* **YOUR TASKS**:
1 – According to the passage on pumps and tanks, when does the tank V2 become indispensable?
2 – Write out the passage on pumps and tanks word for word, starting at the words "Advantageously, said first" and ending after "the tank V1 .".

* **QUOTED TEXT**:
• • • • • • •

Advantageously, said first pump P1 is adapted to withdraw liquid from said first tank V1 , so as to be able to withdraw the liquid arrived from the outlet conduit and entered in the tank V1 , so that it generates the heating flow. In this sense, both the pump P1 and the first tank V1 contribute to put the outlet conduit 3 in fluid dynamic communication with the heating conduit 7. Note, however, that the heating conduit 7 and the outlet conduit 3 may be part of a single continuous conduit, and in such a case they would still be in fluid dynamic communication.

The flow rate downstream of the pump P1 is preferably related to the filling speed of the tank V1 .

The inlet conduit 4 is fluid dynamically connected to the intermediate conduit 9 so as to be able to receive a liquid coming from said intermediate flow in order to generate said inlet flow. Preferably, the system comprises a second tank V2, in particular in the embodiment shown in Figure 2. The tank V2 becomes indispensable when at least one discontinuous machine is present between the machines M. In the embodiment shown in Figure 2, the inlet conduit 4 is in fluid dynamic communication with said second tank V2 so that said inlet conduit 4 can receive liquid incoming from said second tank V2 to generate said inlet flow.

In the embodiment shown in Figure 2, the intermediate conduit 9 is in fluid dynamic communication with said inlet conduit 4 through said second tank V2.

In the embodiment shown in Figure 2, the intermediate conduit 9 is in fluid dynamic communication with said inlet conduit 4 through at least one second pump P2.

In this way, the system 1 can also be used for machines M, which work discontinuously. In fact, in the case of discontinuous machines, the inlet flow can be adjusted according to the requests of the machines M.

• • • • • • •

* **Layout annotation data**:
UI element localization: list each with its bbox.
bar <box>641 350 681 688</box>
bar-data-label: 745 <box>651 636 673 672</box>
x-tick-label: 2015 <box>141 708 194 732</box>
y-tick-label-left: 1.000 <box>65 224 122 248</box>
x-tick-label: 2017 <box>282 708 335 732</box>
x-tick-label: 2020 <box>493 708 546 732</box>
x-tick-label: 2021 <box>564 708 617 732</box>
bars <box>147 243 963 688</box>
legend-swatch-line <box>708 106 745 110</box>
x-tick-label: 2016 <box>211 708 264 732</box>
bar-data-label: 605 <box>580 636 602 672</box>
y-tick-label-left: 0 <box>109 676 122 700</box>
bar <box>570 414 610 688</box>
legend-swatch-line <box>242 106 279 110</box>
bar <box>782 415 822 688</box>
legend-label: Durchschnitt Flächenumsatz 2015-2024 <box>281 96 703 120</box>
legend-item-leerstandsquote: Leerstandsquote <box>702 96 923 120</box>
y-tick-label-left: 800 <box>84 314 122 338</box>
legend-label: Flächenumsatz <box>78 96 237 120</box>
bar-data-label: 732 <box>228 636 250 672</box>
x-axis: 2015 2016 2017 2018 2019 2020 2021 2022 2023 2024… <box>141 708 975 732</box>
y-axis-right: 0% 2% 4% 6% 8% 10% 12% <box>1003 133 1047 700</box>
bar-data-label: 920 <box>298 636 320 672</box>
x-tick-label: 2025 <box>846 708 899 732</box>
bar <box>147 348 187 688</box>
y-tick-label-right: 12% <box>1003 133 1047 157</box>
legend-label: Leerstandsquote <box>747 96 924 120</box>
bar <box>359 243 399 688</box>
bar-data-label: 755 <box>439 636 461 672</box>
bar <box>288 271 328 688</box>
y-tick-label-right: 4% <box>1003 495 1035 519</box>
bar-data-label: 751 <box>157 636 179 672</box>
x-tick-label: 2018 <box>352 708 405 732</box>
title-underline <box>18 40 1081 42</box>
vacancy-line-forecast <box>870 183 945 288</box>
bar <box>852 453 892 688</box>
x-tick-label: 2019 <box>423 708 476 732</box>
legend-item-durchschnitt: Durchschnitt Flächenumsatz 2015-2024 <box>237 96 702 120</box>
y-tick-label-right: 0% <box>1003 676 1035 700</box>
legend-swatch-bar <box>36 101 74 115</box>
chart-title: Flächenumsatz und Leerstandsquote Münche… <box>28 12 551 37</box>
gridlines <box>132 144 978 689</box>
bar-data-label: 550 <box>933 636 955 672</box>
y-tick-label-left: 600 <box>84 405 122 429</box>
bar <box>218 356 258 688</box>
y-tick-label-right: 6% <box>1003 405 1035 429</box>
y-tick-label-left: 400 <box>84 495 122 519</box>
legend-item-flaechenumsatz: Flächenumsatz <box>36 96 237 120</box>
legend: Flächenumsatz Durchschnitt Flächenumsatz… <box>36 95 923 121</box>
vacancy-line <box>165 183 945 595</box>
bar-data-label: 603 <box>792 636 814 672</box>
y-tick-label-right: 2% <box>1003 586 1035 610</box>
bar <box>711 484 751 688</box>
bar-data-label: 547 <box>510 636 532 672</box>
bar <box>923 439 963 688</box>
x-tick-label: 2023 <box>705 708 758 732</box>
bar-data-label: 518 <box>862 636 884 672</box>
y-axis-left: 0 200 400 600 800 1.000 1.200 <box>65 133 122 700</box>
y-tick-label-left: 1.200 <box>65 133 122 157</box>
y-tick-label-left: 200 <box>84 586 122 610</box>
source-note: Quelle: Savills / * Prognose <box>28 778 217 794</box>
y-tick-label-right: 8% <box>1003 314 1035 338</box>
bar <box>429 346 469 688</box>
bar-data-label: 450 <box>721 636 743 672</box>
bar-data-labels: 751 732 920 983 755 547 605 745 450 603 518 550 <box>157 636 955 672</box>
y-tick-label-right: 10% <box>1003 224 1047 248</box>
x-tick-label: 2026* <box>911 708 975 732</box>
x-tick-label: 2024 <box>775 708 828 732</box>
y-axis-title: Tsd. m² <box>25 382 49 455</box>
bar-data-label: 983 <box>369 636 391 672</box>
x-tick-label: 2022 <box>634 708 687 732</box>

• • • • • • •

* **RESULTS FOR EACH TASK**:
1 – When at least one discontinuous machine is present between the machines M.

2 –
Advantageously, said first pump P1 is adapted to withdraw liquid from said first tank V1 , so as to be able to withdraw the liquid arrived from the outlet conduit and entered in the tank V1 , so that it generates the heating flow. In this sense, both the pump P1 and the first tank V1 contribute to put the outlet conduit 3 in fluid dynamic communication with the heating conduit 7. Note, however, that the heating conduit 7 and the outlet conduit 3 may be part of a single continuous conduit, and in such a case they would still be in fluid dynamic communication.

The flow rate downstream of the pump P1 is preferably related to the filling speed of the tank V1 .